[BEGIN]
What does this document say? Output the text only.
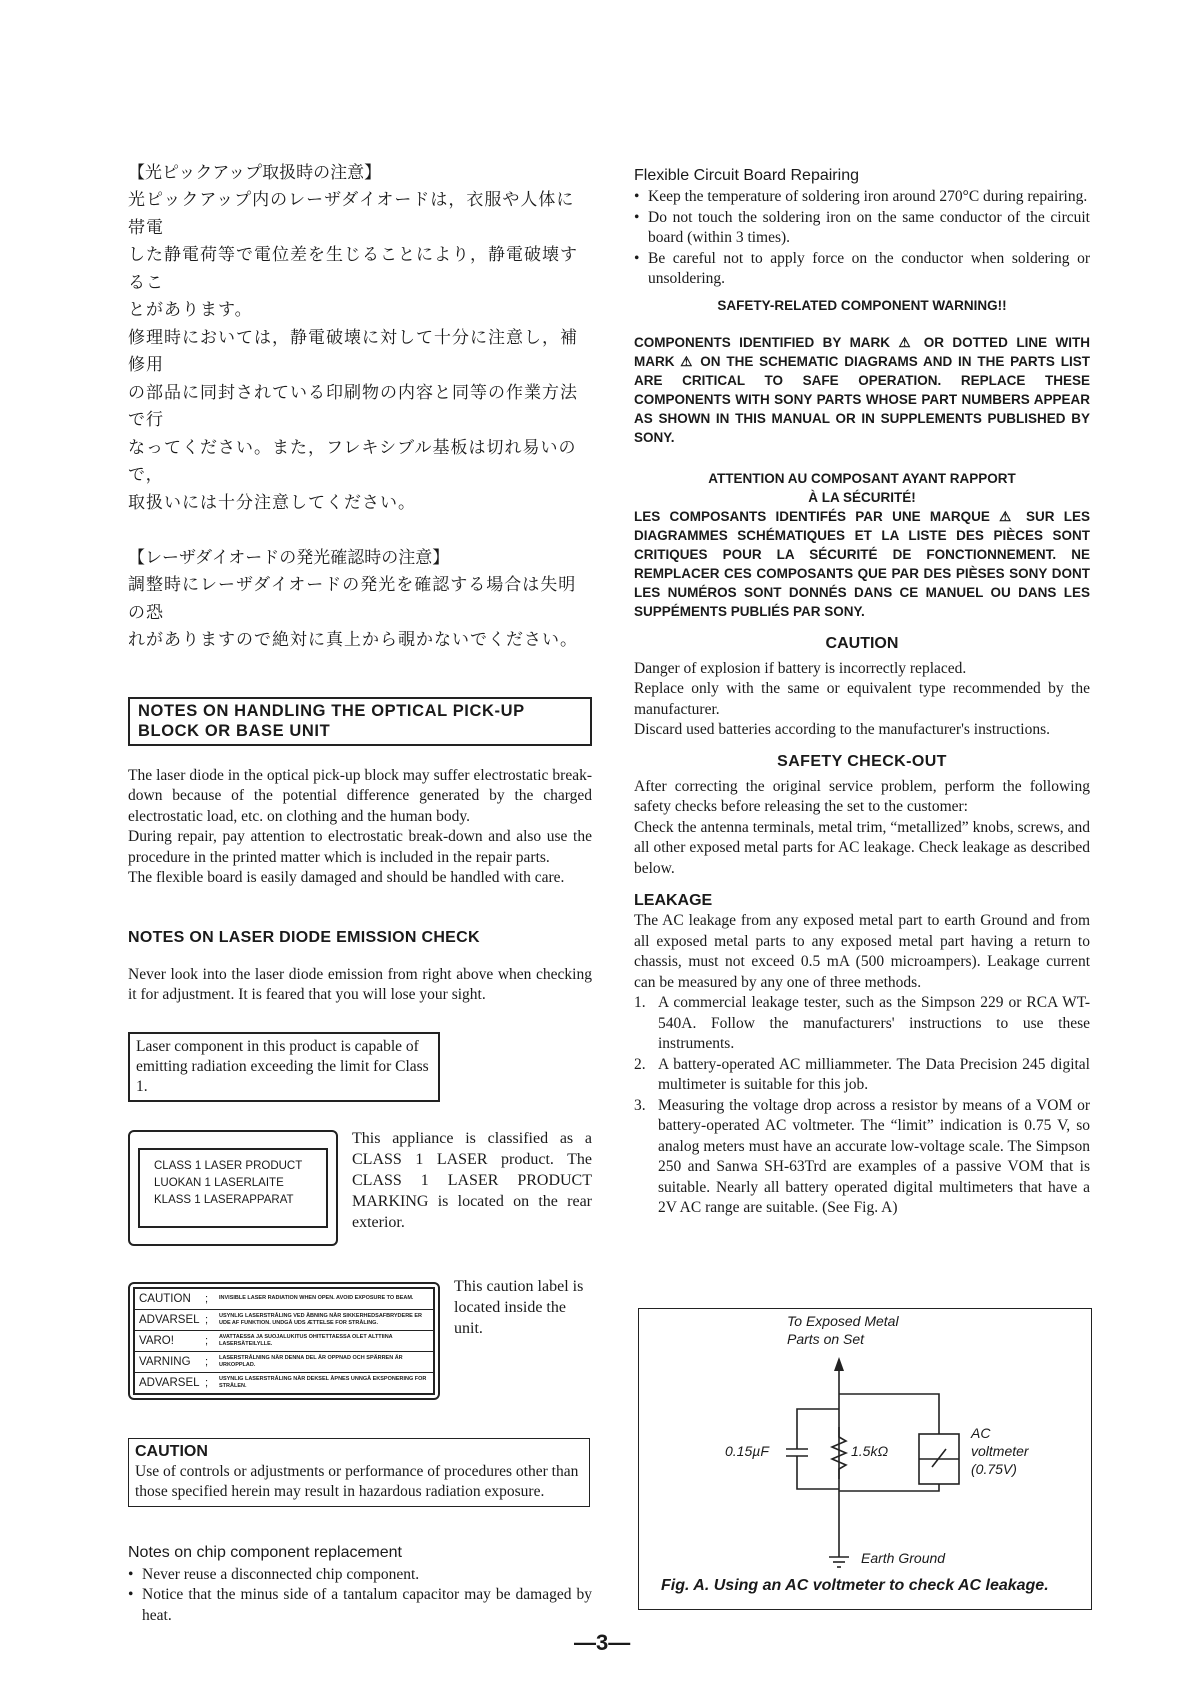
【光ピックアップ取扱時の注意】

光ピックアップ内のレーザダイオードは，衣服や人体に帯電

した静電荷等で電位差を生じることにより，静電破壊するこ

とがあります。

修理時においては，静電破壊に対して十分に注意し，補修用

の部品に同封されている印刷物の内容と同等の作業方法で行

なってください。また，フレキシブル基板は切れ易いので，

取扱いには十分注意してください。

【レーザダイオードの発光確認時の注意】

調整時にレーザダイオードの発光を確認する場合は失明の恐

れがありますので絶対に真上から覗かないでください。

NOTES ON HANDLING THE OPTICAL PICK-UP
BLOCK OR BASE UNIT

The laser diode in the optical pick-up block may suffer electrostatic break-down because of the potential difference generated by the charged electrostatic load, etc. on clothing and the human body.

During repair, pay attention to electrostatic break-down and also use the procedure in the printed matter which is included in the repair parts.

The flexible board is easily damaged and should be handled with care.

NOTES ON LASER DIODE EMISSION CHECK

Never look into the laser diode emission from right above when checking it for adjustment. It is feared that you will lose your sight.

Laser component in this product is capable of emitting radiation exceeding the limit for Class 1.

CLASS 1 LASER PRODUCT
LUOKAN 1 LASERLAITE
KLASS 1 LASERAPPARAT

This appliance is classified as a CLASS 1 LASER product. The CLASS 1 LASER PRODUCT MARKING is located on the rear exterior.

CAUTION	;	INVISIBLE LASER RADIATION WHEN OPEN. AVOID EXPOSURE TO BEAM.
ADVARSEL ;	USYNLIG LASERSTRÅLING VED ÅBNING NÅR SIKKERHEDSAFBRYDERE ER UDE AF FUNKTION. UNDGÅ UDS ÆTTELSE FOR STRÅLING.
VARO!	;	AVATTAESSA JA SUOJALUKITUS OHITETTAESSA OLET ALTTIINA LASERSÄTEILYLLE.
VARNING	;	LASERSTRÅLNING NÄR DENNA DEL ÄR OPPNAD OCH SPÄRREN ÄR URKOPPLAD.
ADVARSEL ;	USYNLIG LASERSTRÅLING NÅR DEKSEL ÅPNES UNNGÅ EKSPONERING FOR STRÅLEN.

This caution label is located inside the unit.

CAUTION

Use of controls or adjustments or performance of procedures other than those specified herein may result in hazardous radiation exposure.

Notes on chip component replacement
• Never reuse a disconnected chip component.
• Notice that the minus side of a tantalum capacitor may be damaged by heat.
Flexible Circuit Board Repairing
• Keep the temperature of soldering iron around 270°C during repairing.
• Do not touch the soldering iron on the same conductor of the circuit board (within 3 times).
• Be careful not to apply force on the conductor when soldering or unsoldering.
SAFETY-RELATED COMPONENT WARNING!!

COMPONENTS IDENTIFIED BY MARK ⚠ OR DOTTED LINE WITH MARK ⚠ ON THE SCHEMATIC DIAGRAMS AND IN THE PARTS LIST ARE CRITICAL TO SAFE OPERATION. REPLACE THESE COMPONENTS WITH SONY PARTS WHOSE PART NUMBERS APPEAR AS SHOWN IN THIS MANUAL OR IN SUPPLEMENTS PUBLISHED BY SONY.

ATTENTION AU COMPOSANT AYANT RAPPORT
À LA SÉCURITÉ!

LES COMPOSANTS IDENTIFÉS PAR UNE MARQUE ⚠ SUR LES DIAGRAMMES SCHÉMATIQUES ET LA LISTE DES PIÈCES SONT CRITIQUES POUR LA SÉCURITÉ DE FONCTIONNEMENT. NE REMPLACER CES COMPOSANTS QUE PAR DES PIÈSES SONY DONT LES NUMÉROS SONT DONNÉS DANS CE MANUEL OU DANS LES SUPPÉMENTS PUBLIÉS PAR SONY.

CAUTION

Danger of explosion if battery is incorrectly replaced.

Replace only with the same or equivalent type recommended by the manufacturer.

Discard used batteries according to the manufacturer's instructions.

SAFETY CHECK-OUT

After correcting the original service problem, perform the following safety checks before releasing the set to the customer:

Check the antenna terminals, metal trim, “metallized” knobs, screws, and all other exposed metal parts for AC leakage. Check leakage as described below.

LEAKAGE

The AC leakage from any exposed metal part to earth Ground and from all exposed metal parts to any exposed metal part having a return to chassis, must not exceed 0.5 mA (500 microampers). Leakage current can be measured by any one of three methods.

1. A commercial leakage tester, such as the Simpson 229 or RCA WT-540A. Follow the manufacturers' instructions to use these instruments.
2. A battery-operated AC milliammeter. The Data Precision 245 digital multimeter is suitable for this job.
3. Measuring the voltage drop across a resistor by means of a VOM or battery-operated AC voltmeter. The “limit” indication is 0.75 V, so analog meters must have an accurate low-voltage scale. The Simpson 250 and Sanwa SH-63Trd are examples of a passive VOM that is suitable. Nearly all battery operated digital multimeters that have a 2V AC range are suitable. (See Fig. A)
To Exposed Metal
Parts on Set
0.15µF	1.5kΩ
AC
voltmeter
(0.75V)
Earth Ground
Fig. A. Using an AC voltmeter to check AC leakage.
—3—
[END]
▸ **TASK**:
Write the lines above out again exactly, without any of their pictures.

▸ **EXERCISE RESULT**:
What does this document say? Output the text only.
【光ピックアップ取扱時の注意】

光ピックアップ内のレーザダイオードは，衣服や人体に帯電

した静電荷等で電位差を生じることにより，静電破壊するこ

とがあります。

修理時においては，静電破壊に対して十分に注意し，補修用

の部品に同封されている印刷物の内容と同等の作業方法で行

なってください。また，フレキシブル基板は切れ易いので，

取扱いには十分注意してください。

【レーザダイオードの発光確認時の注意】

調整時にレーザダイオードの発光を確認する場合は失明の恐

れがありますので絶対に真上から覗かないでください。

NOTES ON HANDLING THE OPTICAL PICK-UP
BLOCK OR BASE UNIT

The laser diode in the optical pick-up block may suffer electrostatic break-down because of the potential difference generated by the charged electrostatic load, etc. on clothing and the human body.

During repair, pay attention to electrostatic break-down and also use the procedure in the printed matter which is included in the repair parts.

The flexible board is easily damaged and should be handled with care.

NOTES ON LASER DIODE EMISSION CHECK

Never look into the laser diode emission from right above when checking it for adjustment. It is feared that you will lose your sight.

Laser component in this product is capable of emitting radiation exceeding the limit for Class 1.

CLASS 1 LASER PRODUCT
LUOKAN 1 LASERLAITE
KLASS 1 LASERAPPARAT

This appliance is classified as a CLASS 1 LASER product. The CLASS 1 LASER PRODUCT MARKING is located on the rear exterior.

CAUTION	;	INVISIBLE LASER RADIATION WHEN OPEN. AVOID EXPOSURE TO BEAM.
ADVARSEL ;	USYNLIG LASERSTRÅLING VED ÅBNING NÅR SIKKERHEDSAFBRYDERE ER UDE AF FUNKTION. UNDGÅ UDS ÆTTELSE FOR STRÅLING.
VARO!	;	AVATTAESSA JA SUOJALUKITUS OHITETTAESSA OLET ALTTIINA LASERSÄTEILYLLE.
VARNING	;	LASERSTRÅLNING NÄR DENNA DEL ÄR OPPNAD OCH SPÄRREN ÄR URKOPPLAD.
ADVARSEL ;	USYNLIG LASERSTRÅLING NÅR DEKSEL ÅPNES UNNGÅ EKSPONERING FOR STRÅLEN.

This caution label is located inside the unit.

CAUTION

Use of controls or adjustments or performance of procedures other than those specified herein may result in hazardous radiation exposure.

Notes on chip component replacement
• Never reuse a disconnected chip component.
• Notice that the minus side of a tantalum capacitor may be damaged by heat.
Flexible Circuit Board Repairing
• Keep the temperature of soldering iron around 270°C during repairing.
• Do not touch the soldering iron on the same conductor of the circuit board (within 3 times).
• Be careful not to apply force on the conductor when soldering or unsoldering.
SAFETY-RELATED COMPONENT WARNING!!

COMPONENTS IDENTIFIED BY MARK ⚠ OR DOTTED LINE WITH MARK ⚠ ON THE SCHEMATIC DIAGRAMS AND IN THE PARTS LIST ARE CRITICAL TO SAFE OPERATION. REPLACE THESE COMPONENTS WITH SONY PARTS WHOSE PART NUMBERS APPEAR AS SHOWN IN THIS MANUAL OR IN SUPPLEMENTS PUBLISHED BY SONY.

ATTENTION AU COMPOSANT AYANT RAPPORT
À LA SÉCURITÉ!

LES COMPOSANTS IDENTIFÉS PAR UNE MARQUE ⚠ SUR LES DIAGRAMMES SCHÉMATIQUES ET LA LISTE DES PIÈCES SONT CRITIQUES POUR LA SÉCURITÉ DE FONCTIONNEMENT. NE REMPLACER CES COMPOSANTS QUE PAR DES PIÈSES SONY DONT LES NUMÉROS SONT DONNÉS DANS CE MANUEL OU DANS LES SUPPÉMENTS PUBLIÉS PAR SONY.

CAUTION

Danger of explosion if battery is incorrectly replaced.

Replace only with the same or equivalent type recommended by the manufacturer.

Discard used batteries according to the manufacturer's instructions.

SAFETY CHECK-OUT

After correcting the original service problem, perform the following safety checks before releasing the set to the customer:

Check the antenna terminals, metal trim, “metallized” knobs, screws, and all other exposed metal parts for AC leakage. Check leakage as described below.

LEAKAGE

The AC leakage from any exposed metal part to earth Ground and from all exposed metal parts to any exposed metal part having a return to chassis, must not exceed 0.5 mA (500 microampers). Leakage current can be measured by any one of three methods.

1. A commercial leakage tester, such as the Simpson 229 or RCA WT-540A. Follow the manufacturers' instructions to use these instruments.
2. A battery-operated AC milliammeter. The Data Precision 245 digital multimeter is suitable for this job.
3. Measuring the voltage drop across a resistor by means of a VOM or battery-operated AC voltmeter. The “limit” indication is 0.75 V, so analog meters must have an accurate low-voltage scale. The Simpson 250 and Sanwa SH-63Trd are examples of a passive VOM that is suitable. Nearly all battery operated digital multimeters that have a 2V AC range are suitable. (See Fig. A)
To Exposed Metal
Parts on Set
0.15µF	1.5kΩ
AC
voltmeter
(0.75V)
Earth Ground
Fig. A. Using an AC voltmeter to check AC leakage.
—3—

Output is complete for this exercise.